Aim - Copy out all lines in the data below containing the string "احکام".

-- start The input --

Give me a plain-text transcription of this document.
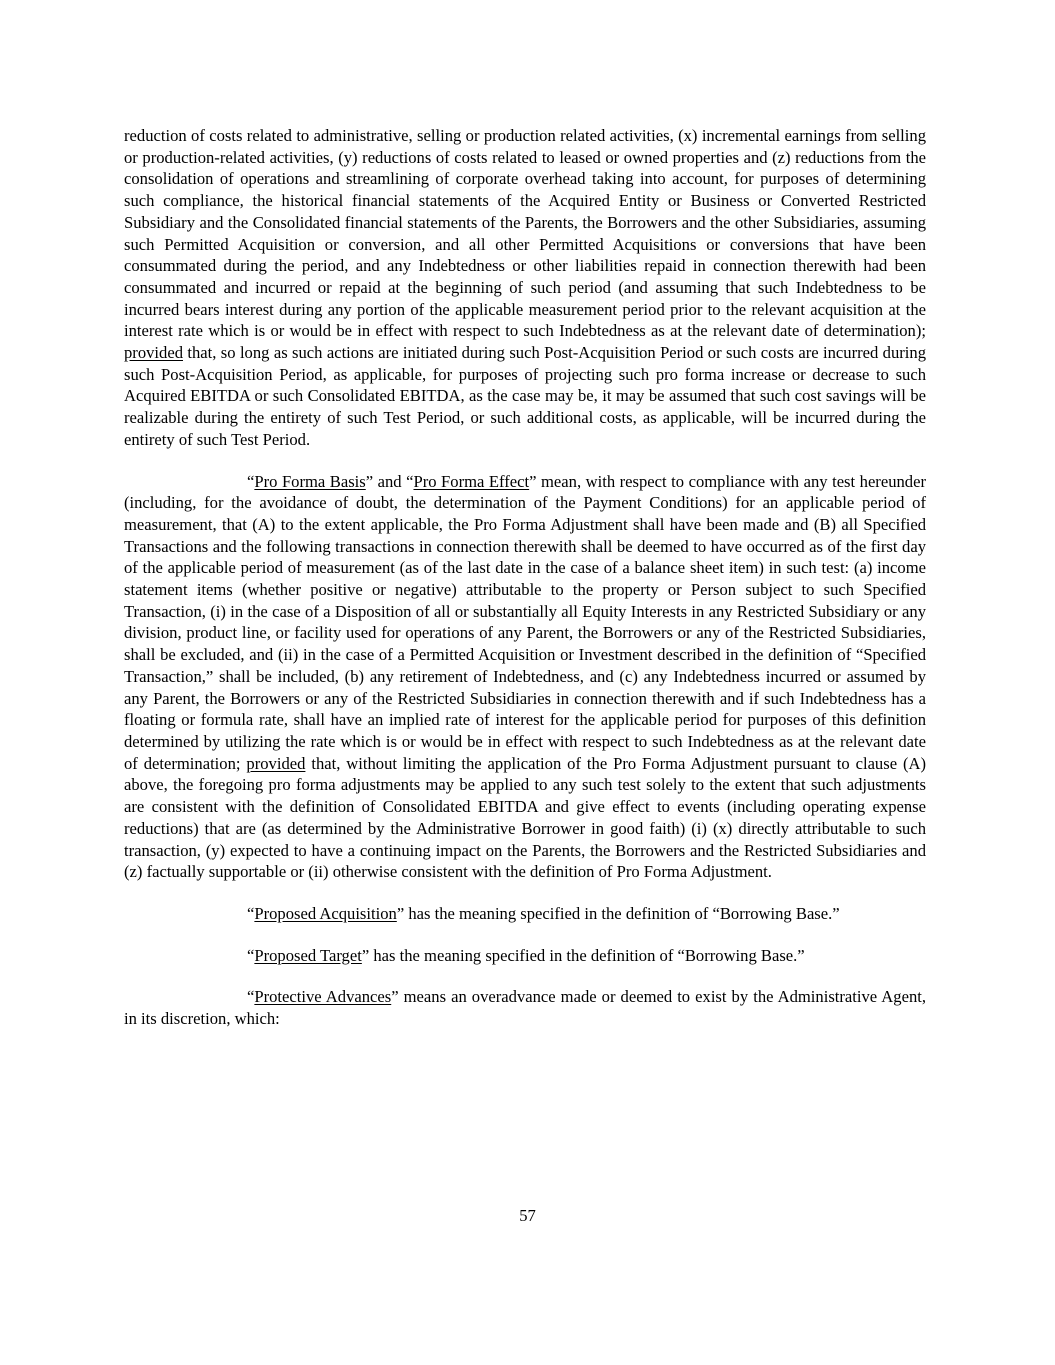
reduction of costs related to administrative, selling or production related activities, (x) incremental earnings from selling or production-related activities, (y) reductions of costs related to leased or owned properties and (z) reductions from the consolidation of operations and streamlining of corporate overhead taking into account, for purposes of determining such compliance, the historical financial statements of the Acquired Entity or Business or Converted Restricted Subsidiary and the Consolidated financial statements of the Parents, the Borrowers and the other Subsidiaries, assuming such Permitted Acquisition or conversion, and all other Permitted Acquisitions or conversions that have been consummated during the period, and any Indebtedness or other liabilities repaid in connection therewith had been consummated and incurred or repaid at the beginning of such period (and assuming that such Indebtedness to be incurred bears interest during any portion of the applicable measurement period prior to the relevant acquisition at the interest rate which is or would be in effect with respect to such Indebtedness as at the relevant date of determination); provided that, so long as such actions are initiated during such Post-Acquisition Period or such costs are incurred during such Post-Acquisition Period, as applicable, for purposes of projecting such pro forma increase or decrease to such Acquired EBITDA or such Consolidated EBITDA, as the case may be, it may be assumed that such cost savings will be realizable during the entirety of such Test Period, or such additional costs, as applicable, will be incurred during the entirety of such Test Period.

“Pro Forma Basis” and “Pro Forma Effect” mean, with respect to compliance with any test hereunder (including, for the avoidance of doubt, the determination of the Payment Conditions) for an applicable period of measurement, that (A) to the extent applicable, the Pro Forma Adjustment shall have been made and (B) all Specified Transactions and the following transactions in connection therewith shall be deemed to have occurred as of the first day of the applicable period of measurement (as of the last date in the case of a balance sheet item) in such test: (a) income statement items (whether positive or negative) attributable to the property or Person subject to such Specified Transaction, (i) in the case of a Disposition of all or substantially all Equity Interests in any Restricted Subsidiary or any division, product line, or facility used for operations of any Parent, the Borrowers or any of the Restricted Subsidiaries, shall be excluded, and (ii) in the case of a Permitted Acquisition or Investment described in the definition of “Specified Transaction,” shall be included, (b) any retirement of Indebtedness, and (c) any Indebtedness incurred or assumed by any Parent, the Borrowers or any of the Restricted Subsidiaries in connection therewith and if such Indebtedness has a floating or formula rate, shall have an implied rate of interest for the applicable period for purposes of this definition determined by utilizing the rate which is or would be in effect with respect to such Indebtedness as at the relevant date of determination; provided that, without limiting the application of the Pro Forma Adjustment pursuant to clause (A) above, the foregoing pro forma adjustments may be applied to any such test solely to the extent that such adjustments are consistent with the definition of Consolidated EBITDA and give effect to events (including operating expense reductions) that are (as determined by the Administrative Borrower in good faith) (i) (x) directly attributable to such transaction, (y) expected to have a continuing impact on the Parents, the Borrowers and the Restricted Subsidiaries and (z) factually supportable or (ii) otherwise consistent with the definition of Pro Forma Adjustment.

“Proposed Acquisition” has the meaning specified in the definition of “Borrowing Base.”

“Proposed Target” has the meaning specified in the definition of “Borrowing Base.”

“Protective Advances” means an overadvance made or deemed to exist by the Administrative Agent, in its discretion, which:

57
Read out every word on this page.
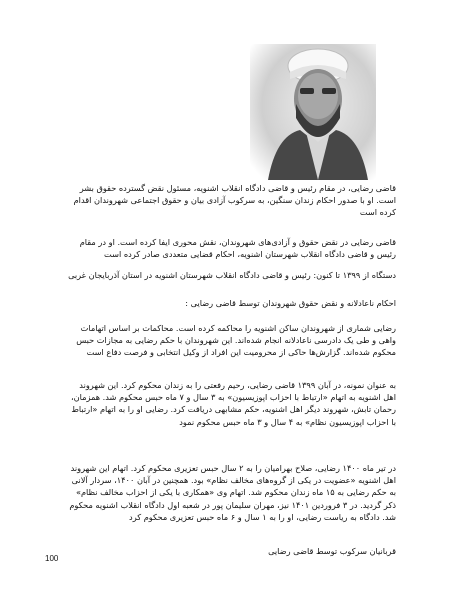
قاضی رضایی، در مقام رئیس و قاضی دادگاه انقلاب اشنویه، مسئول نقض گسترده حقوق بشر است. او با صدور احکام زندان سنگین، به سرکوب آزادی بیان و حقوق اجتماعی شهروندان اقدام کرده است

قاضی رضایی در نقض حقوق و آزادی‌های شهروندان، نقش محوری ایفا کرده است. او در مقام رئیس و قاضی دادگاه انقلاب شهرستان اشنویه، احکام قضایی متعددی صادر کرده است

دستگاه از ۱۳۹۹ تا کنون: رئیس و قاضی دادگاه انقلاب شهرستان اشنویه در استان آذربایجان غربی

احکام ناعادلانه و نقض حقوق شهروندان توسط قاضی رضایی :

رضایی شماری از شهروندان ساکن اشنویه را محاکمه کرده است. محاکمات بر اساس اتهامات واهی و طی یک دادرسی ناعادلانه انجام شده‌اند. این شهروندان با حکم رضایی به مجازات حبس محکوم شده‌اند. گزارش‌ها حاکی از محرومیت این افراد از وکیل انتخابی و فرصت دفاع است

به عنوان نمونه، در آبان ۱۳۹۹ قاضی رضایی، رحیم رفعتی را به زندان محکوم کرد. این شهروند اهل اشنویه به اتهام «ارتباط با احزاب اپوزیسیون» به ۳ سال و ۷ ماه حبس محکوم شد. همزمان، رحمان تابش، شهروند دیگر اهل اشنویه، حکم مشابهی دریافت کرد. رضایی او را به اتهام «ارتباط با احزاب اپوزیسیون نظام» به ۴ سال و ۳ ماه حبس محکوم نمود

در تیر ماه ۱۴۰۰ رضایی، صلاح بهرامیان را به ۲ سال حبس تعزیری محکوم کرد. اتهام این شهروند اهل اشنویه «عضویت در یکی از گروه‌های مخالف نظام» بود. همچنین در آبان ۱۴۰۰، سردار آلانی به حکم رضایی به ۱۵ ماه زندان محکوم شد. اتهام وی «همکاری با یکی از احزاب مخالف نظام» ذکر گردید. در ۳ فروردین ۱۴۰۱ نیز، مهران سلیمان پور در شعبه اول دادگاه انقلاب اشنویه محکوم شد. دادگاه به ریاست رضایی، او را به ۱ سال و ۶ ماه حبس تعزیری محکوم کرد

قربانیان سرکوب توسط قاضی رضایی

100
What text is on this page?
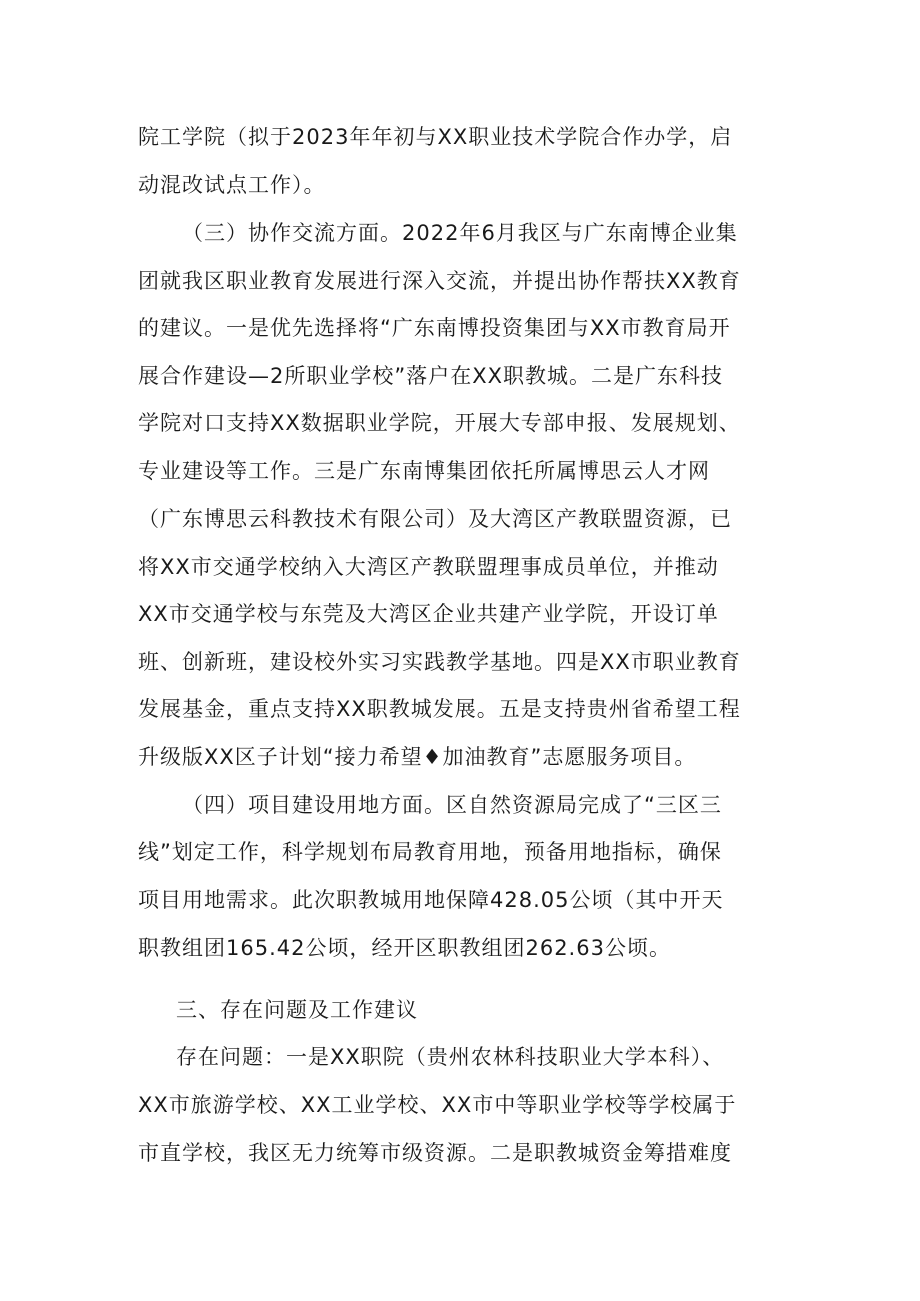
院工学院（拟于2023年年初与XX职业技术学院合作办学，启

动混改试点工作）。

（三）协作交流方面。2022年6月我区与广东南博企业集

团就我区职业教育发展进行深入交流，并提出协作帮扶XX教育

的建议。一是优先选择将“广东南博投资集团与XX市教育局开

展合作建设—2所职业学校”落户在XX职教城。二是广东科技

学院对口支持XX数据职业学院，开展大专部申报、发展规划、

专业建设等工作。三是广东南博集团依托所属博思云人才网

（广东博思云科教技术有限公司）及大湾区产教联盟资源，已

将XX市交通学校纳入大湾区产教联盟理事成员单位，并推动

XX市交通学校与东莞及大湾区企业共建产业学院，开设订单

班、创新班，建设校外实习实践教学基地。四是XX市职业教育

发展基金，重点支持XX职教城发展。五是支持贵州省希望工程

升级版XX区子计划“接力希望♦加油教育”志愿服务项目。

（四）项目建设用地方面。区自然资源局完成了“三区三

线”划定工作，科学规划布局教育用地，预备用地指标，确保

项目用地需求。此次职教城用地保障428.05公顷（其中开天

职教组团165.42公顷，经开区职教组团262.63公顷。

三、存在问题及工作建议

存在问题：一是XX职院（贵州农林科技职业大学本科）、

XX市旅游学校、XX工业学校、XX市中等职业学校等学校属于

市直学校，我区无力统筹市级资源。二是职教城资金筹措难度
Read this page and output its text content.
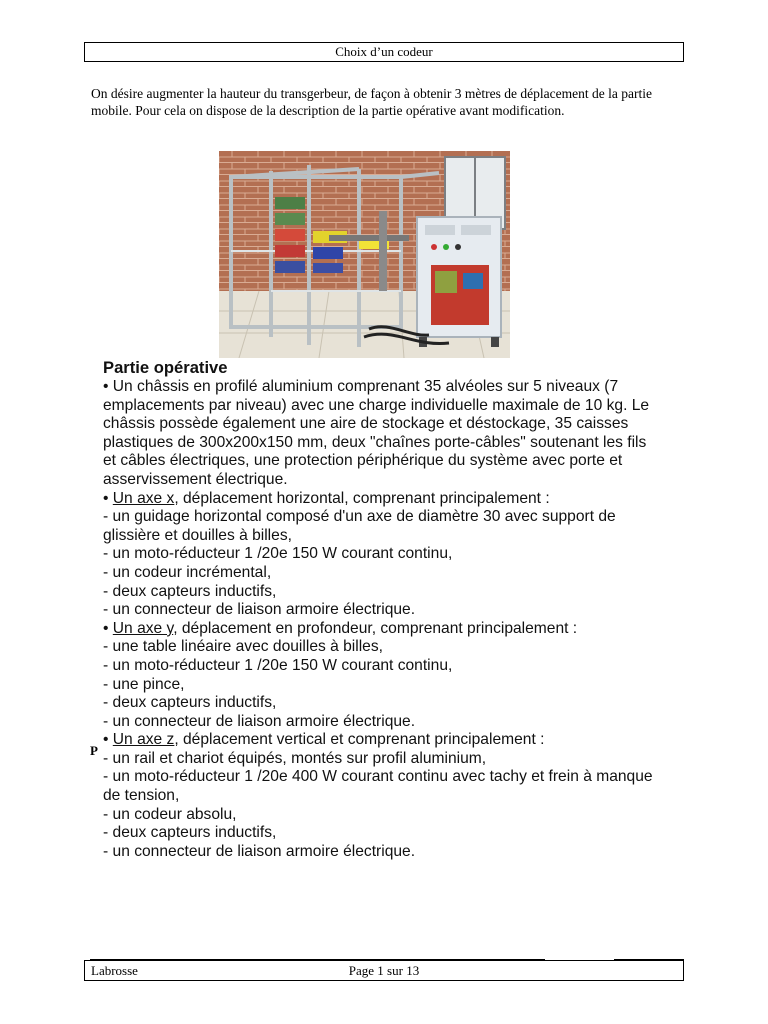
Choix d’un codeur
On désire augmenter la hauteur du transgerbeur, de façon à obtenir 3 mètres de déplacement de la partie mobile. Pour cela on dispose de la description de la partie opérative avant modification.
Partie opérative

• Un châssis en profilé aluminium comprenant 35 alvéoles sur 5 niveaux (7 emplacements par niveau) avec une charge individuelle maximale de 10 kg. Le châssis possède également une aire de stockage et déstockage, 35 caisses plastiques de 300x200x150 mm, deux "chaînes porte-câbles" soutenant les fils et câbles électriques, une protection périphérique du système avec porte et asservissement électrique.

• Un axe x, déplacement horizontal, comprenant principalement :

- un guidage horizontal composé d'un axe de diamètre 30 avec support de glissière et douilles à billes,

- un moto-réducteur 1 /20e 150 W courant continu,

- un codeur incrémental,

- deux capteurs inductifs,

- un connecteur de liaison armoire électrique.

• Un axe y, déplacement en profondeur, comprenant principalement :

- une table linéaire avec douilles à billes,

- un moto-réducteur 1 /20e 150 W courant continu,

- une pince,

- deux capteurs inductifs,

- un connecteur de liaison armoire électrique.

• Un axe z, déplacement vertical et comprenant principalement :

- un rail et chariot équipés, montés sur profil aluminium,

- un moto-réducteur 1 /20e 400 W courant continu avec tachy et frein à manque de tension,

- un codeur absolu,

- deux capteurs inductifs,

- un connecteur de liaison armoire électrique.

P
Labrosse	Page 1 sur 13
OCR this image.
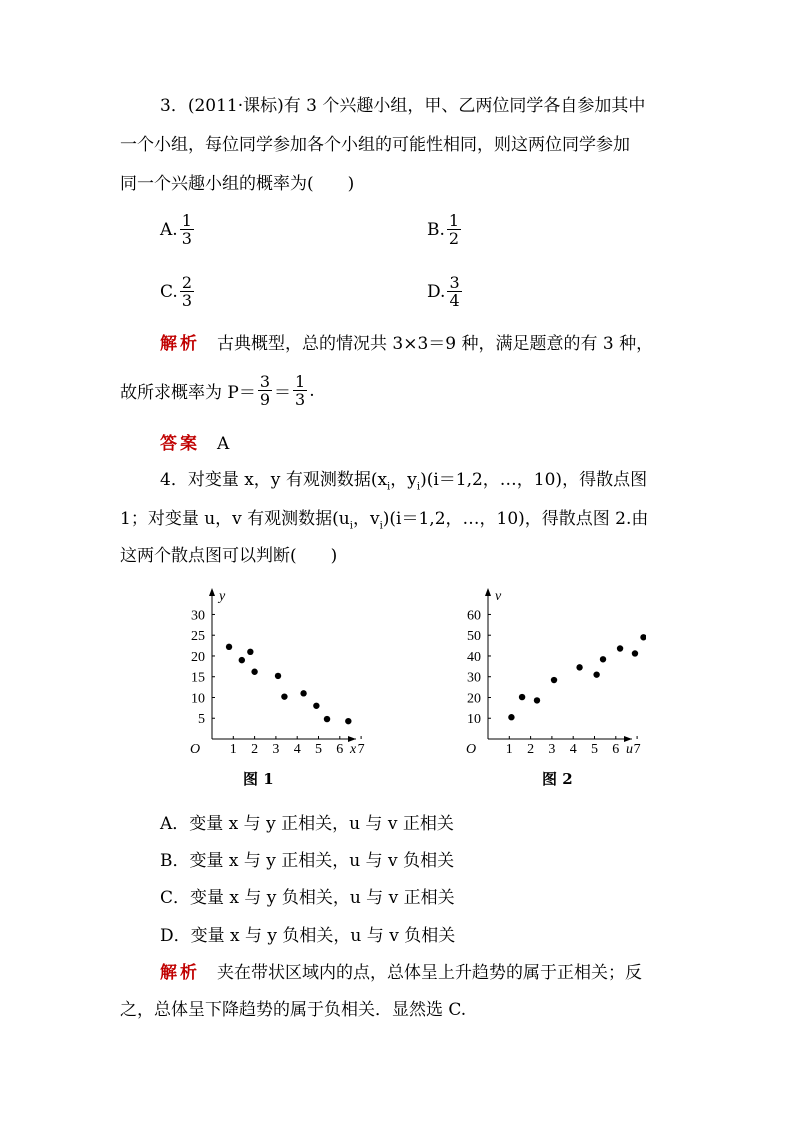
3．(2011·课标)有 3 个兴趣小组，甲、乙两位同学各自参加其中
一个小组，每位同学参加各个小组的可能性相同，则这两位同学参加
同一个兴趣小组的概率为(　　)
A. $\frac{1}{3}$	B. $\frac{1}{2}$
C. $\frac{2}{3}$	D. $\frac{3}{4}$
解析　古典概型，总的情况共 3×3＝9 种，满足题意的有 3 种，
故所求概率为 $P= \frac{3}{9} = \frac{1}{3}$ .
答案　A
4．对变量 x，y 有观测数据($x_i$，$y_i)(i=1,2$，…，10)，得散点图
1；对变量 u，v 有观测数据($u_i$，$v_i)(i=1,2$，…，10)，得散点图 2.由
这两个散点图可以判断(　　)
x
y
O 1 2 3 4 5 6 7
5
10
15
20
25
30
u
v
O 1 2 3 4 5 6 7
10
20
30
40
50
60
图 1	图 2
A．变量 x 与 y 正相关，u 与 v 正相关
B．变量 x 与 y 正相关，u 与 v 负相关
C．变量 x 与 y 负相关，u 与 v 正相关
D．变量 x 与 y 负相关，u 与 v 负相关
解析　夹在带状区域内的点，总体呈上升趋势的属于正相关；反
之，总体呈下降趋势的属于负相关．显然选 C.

-- end The input --

Completed exercise -
قاضی رضایی، در مقام رئیس و قاضی دادگاه انقلاب اشنویه، مسئول نقض گسترده حقوق بشر است. او با صدور احکام زندان سنگین، به سرکوب آزادی بیان و حقوق اجتماعی شهروندان اقدام کرده است
قاضی رضایی در نقض حقوق و آزادی‌های شهروندان، نقش محوری ایفا کرده است. او در مقام رئیس و قاضی دادگاه انقلاب شهرستان اشنویه، احکام قضایی متعددی صادر کرده است
احکام ناعادلانه و نقض حقوق شهروندان توسط قاضی رضایی :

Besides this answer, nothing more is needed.